**Short exercise:** Present the following data again exactly as it is shown.

**Task data:**
----------------

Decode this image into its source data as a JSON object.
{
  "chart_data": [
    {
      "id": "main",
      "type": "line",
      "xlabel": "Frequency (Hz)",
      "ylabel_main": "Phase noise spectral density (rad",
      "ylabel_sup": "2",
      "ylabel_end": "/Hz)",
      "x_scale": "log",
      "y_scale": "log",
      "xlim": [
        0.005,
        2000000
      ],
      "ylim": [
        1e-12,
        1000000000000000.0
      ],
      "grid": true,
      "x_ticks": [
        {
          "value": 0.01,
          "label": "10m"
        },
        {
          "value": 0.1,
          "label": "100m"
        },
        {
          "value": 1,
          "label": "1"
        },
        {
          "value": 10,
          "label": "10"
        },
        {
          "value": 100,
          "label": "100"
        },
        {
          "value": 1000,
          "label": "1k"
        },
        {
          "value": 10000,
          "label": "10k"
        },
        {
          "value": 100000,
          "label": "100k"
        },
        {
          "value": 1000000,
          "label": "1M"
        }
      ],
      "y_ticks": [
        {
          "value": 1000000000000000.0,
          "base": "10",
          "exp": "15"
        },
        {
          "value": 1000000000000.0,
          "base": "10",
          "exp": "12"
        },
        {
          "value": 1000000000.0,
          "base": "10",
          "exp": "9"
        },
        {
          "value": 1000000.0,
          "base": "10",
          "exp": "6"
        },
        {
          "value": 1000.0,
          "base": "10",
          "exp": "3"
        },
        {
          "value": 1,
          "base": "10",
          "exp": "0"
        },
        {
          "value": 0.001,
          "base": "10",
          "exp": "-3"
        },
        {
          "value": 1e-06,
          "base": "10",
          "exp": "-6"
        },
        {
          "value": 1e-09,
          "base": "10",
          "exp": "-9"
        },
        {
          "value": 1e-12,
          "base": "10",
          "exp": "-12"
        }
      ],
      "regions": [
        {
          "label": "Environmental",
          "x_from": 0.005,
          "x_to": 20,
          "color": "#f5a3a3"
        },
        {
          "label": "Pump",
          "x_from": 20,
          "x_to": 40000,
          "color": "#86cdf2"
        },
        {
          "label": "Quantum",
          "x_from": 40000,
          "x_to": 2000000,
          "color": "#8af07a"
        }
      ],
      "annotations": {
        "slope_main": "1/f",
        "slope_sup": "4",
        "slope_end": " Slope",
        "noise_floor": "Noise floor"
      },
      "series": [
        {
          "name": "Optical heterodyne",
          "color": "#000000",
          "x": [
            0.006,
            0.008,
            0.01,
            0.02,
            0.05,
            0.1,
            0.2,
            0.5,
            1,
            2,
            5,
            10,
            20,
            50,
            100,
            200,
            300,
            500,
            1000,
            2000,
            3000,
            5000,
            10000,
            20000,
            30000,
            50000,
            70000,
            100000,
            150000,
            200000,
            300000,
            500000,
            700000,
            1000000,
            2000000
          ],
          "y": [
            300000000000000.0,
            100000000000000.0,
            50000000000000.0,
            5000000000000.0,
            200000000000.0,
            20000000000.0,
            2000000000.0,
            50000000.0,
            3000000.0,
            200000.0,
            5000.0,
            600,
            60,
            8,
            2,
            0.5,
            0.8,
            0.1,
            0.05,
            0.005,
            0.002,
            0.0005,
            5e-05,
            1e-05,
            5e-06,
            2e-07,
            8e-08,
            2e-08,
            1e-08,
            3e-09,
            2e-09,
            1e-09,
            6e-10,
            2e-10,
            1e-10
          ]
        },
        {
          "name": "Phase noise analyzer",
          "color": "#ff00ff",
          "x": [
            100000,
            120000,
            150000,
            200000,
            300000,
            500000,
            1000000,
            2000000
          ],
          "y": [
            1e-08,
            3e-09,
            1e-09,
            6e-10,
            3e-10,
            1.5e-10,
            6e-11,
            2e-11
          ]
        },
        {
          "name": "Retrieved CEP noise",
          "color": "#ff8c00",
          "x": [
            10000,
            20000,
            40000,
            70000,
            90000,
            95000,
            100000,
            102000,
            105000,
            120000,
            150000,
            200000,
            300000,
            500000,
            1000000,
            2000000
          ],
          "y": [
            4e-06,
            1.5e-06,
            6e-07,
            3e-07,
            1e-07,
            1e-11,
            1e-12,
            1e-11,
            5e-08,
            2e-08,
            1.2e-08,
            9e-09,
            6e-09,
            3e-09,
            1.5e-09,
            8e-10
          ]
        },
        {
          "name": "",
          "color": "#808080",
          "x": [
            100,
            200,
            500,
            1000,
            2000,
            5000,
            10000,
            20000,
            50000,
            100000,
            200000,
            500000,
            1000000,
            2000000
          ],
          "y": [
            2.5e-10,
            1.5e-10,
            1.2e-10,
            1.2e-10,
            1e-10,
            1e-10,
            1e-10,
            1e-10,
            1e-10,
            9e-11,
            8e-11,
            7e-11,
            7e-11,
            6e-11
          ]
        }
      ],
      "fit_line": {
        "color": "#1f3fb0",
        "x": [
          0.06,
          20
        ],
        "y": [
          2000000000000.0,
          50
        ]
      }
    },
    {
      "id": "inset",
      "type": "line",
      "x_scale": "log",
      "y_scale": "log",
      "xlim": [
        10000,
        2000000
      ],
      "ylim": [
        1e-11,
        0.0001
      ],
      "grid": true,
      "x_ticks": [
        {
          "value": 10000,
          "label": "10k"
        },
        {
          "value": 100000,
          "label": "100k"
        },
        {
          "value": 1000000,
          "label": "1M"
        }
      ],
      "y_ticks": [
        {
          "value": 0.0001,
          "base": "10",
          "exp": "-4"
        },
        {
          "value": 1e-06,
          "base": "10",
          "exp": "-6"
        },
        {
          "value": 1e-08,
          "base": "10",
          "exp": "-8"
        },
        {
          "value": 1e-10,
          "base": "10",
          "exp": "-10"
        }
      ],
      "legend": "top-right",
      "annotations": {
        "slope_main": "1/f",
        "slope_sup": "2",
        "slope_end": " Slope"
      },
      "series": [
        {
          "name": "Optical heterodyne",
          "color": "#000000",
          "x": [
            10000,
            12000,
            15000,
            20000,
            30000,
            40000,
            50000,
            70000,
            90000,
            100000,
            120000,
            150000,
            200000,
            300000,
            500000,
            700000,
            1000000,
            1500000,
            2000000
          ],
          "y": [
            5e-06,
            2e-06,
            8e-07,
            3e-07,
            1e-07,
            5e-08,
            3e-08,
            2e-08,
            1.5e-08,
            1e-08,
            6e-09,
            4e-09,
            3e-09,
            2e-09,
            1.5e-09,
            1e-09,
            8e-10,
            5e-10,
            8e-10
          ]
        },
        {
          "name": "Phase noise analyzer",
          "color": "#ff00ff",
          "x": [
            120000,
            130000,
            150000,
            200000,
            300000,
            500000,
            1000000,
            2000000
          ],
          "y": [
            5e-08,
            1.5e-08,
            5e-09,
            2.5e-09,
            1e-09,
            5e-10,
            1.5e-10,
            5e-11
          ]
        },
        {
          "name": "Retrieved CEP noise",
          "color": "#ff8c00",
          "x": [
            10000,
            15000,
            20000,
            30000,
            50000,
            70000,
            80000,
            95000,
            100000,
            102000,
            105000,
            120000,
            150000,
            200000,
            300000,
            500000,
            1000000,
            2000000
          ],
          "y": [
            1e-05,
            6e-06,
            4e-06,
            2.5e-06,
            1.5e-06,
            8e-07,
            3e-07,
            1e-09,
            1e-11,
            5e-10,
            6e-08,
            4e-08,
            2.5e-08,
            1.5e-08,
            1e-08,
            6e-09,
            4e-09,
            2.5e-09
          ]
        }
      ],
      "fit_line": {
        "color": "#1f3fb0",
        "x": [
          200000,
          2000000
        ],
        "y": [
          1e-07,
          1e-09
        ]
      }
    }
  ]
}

----------------

**Task result:**
Decode this image into its source data as a JSON object.
{
  "chart_data": [
    {
      "id": "main",
      "type": "line",
      "xlabel": "Frequency (Hz)",
      "ylabel_main": "Phase noise spectral density (rad",
      "ylabel_sup": "2",
      "ylabel_end": "/Hz)",
      "x_scale": "log",
      "y_scale": "log",
      "xlim": [
        0.005,
        2000000
      ],
      "ylim": [
        1e-12,
        1000000000000000.0
      ],
      "grid": true,
      "x_ticks": [
        {
          "value": 0.01,
          "label": "10m"
        },
        {
          "value": 0.1,
          "label": "100m"
        },
        {
          "value": 1,
          "label": "1"
        },
        {
          "value": 10,
          "label": "10"
        },
        {
          "value": 100,
          "label": "100"
        },
        {
          "value": 1000,
          "label": "1k"
        },
        {
          "value": 10000,
          "label": "10k"
        },
        {
          "value": 100000,
          "label": "100k"
        },
        {
          "value": 1000000,
          "label": "1M"
        }
      ],
      "y_ticks": [
        {
          "value": 1000000000000000.0,
          "base": "10",
          "exp": "15"
        },
        {
          "value": 1000000000000.0,
          "base": "10",
          "exp": "12"
        },
        {
          "value": 1000000000.0,
          "base": "10",
          "exp": "9"
        },
        {
          "value": 1000000.0,
          "base": "10",
          "exp": "6"
        },
        {
          "value": 1000.0,
          "base": "10",
          "exp": "3"
        },
        {
          "value": 1,
          "base": "10",
          "exp": "0"
        },
        {
          "value": 0.001,
          "base": "10",
          "exp": "-3"
        },
        {
          "value": 1e-06,
          "base": "10",
          "exp": "-6"
        },
        {
          "value": 1e-09,
          "base": "10",
          "exp": "-9"
        },
        {
          "value": 1e-12,
          "base": "10",
          "exp": "-12"
        }
      ],
      "regions": [
        {
          "label": "Environmental",
          "x_from": 0.005,
          "x_to": 20,
          "color": "#f5a3a3"
        },
        {
          "label": "Pump",
          "x_from": 20,
          "x_to": 40000,
          "color": "#86cdf2"
        },
        {
          "label": "Quantum",
          "x_from": 40000,
          "x_to": 2000000,
          "color": "#8af07a"
        }
      ],
      "annotations": {
        "slope_main": "1/f",
        "slope_sup": "4",
        "slope_end": " Slope",
        "noise_floor": "Noise floor"
      },
      "series": [
        {
          "name": "Optical heterodyne",
          "color": "#000000",
          "x": [
            0.006,
            0.008,
            0.01,
            0.02,
            0.05,
            0.1,
            0.2,
            0.5,
            1,
            2,
            5,
            10,
            20,
            50,
            100,
            200,
            300,
            500,
            1000,
            2000,
            3000,
            5000,
            10000,
            20000,
            30000,
            50000,
            70000,
            100000,
            150000,
            200000,
            300000,
            500000,
            700000,
            1000000,
            2000000
          ],
          "y": [
            300000000000000.0,
            100000000000000.0,
            50000000000000.0,
            5000000000000.0,
            200000000000.0,
            20000000000.0,
            2000000000.0,
            50000000.0,
            3000000.0,
            200000.0,
            5000.0,
            600,
            60,
            8,
            2,
            0.5,
            0.8,
            0.1,
            0.05,
            0.005,
            0.002,
            0.0005,
            5e-05,
            1e-05,
            5e-06,
            2e-07,
            8e-08,
            2e-08,
            1e-08,
            3e-09,
            2e-09,
            1e-09,
            6e-10,
            2e-10,
            1e-10
          ]
        },
        {
          "name": "Phase noise analyzer",
          "color": "#ff00ff",
          "x": [
            100000,
            120000,
            150000,
            200000,
            300000,
            500000,
            1000000,
            2000000
          ],
          "y": [
            1e-08,
            3e-09,
            1e-09,
            6e-10,
            3e-10,
            1.5e-10,
            6e-11,
            2e-11
          ]
        },
        {
          "name": "Retrieved CEP noise",
          "color": "#ff8c00",
          "x": [
            10000,
            20000,
            40000,
            70000,
            90000,
            95000,
            100000,
            102000,
            105000,
            120000,
            150000,
            200000,
            300000,
            500000,
            1000000,
            2000000
          ],
          "y": [
            4e-06,
            1.5e-06,
            6e-07,
            3e-07,
            1e-07,
            1e-11,
            1e-12,
            1e-11,
            5e-08,
            2e-08,
            1.2e-08,
            9e-09,
            6e-09,
            3e-09,
            1.5e-09,
            8e-10
          ]
        },
        {
          "name": "",
          "color": "#808080",
          "x": [
            100,
            200,
            500,
            1000,
            2000,
            5000,
            10000,
            20000,
            50000,
            100000,
            200000,
            500000,
            1000000,
            2000000
          ],
          "y": [
            2.5e-10,
            1.5e-10,
            1.2e-10,
            1.2e-10,
            1e-10,
            1e-10,
            1e-10,
            1e-10,
            1e-10,
            9e-11,
            8e-11,
            7e-11,
            7e-11,
            6e-11
          ]
        }
      ],
      "fit_line": {
        "color": "#1f3fb0",
        "x": [
          0.06,
          20
        ],
        "y": [
          2000000000000.0,
          50
        ]
      }
    },
    {
      "id": "inset",
      "type": "line",
      "x_scale": "log",
      "y_scale": "log",
      "xlim": [
        10000,
        2000000
      ],
      "ylim": [
        1e-11,
        0.0001
      ],
      "grid": true,
      "x_ticks": [
        {
          "value": 10000,
          "label": "10k"
        },
        {
          "value": 100000,
          "label": "100k"
        },
        {
          "value": 1000000,
          "label": "1M"
        }
      ],
      "y_ticks": [
        {
          "value": 0.0001,
          "base": "10",
          "exp": "-4"
        },
        {
          "value": 1e-06,
          "base": "10",
          "exp": "-6"
        },
        {
          "value": 1e-08,
          "base": "10",
          "exp": "-8"
        },
        {
          "value": 1e-10,
          "base": "10",
          "exp": "-10"
        }
      ],
      "legend": "top-right",
      "annotations": {
        "slope_main": "1/f",
        "slope_sup": "2",
        "slope_end": " Slope"
      },
      "series": [
        {
          "name": "Optical heterodyne",
          "color": "#000000",
          "x": [
            10000,
            12000,
            15000,
            20000,
            30000,
            40000,
            50000,
            70000,
            90000,
            100000,
            120000,
            150000,
            200000,
            300000,
            500000,
            700000,
            1000000,
            1500000,
            2000000
          ],
          "y": [
            5e-06,
            2e-06,
            8e-07,
            3e-07,
            1e-07,
            5e-08,
            3e-08,
            2e-08,
            1.5e-08,
            1e-08,
            6e-09,
            4e-09,
            3e-09,
            2e-09,
            1.5e-09,
            1e-09,
            8e-10,
            5e-10,
            8e-10
          ]
        },
        {
          "name": "Phase noise analyzer",
          "color": "#ff00ff",
          "x": [
            120000,
            130000,
            150000,
            200000,
            300000,
            500000,
            1000000,
            2000000
          ],
          "y": [
            5e-08,
            1.5e-08,
            5e-09,
            2.5e-09,
            1e-09,
            5e-10,
            1.5e-10,
            5e-11
          ]
        },
        {
          "name": "Retrieved CEP noise",
          "color": "#ff8c00",
          "x": [
            10000,
            15000,
            20000,
            30000,
            50000,
            70000,
            80000,
            95000,
            100000,
            102000,
            105000,
            120000,
            150000,
            200000,
            300000,
            500000,
            1000000,
            2000000
          ],
          "y": [
            1e-05,
            6e-06,
            4e-06,
            2.5e-06,
            1.5e-06,
            8e-07,
            3e-07,
            1e-09,
            1e-11,
            5e-10,
            6e-08,
            4e-08,
            2.5e-08,
            1.5e-08,
            1e-08,
            6e-09,
            4e-09,
            2.5e-09
          ]
        }
      ],
      "fit_line": {
        "color": "#1f3fb0",
        "x": [
          200000,
          2000000
        ],
        "y": [
          1e-07,
          1e-09
        ]
      }
    }
  ]
}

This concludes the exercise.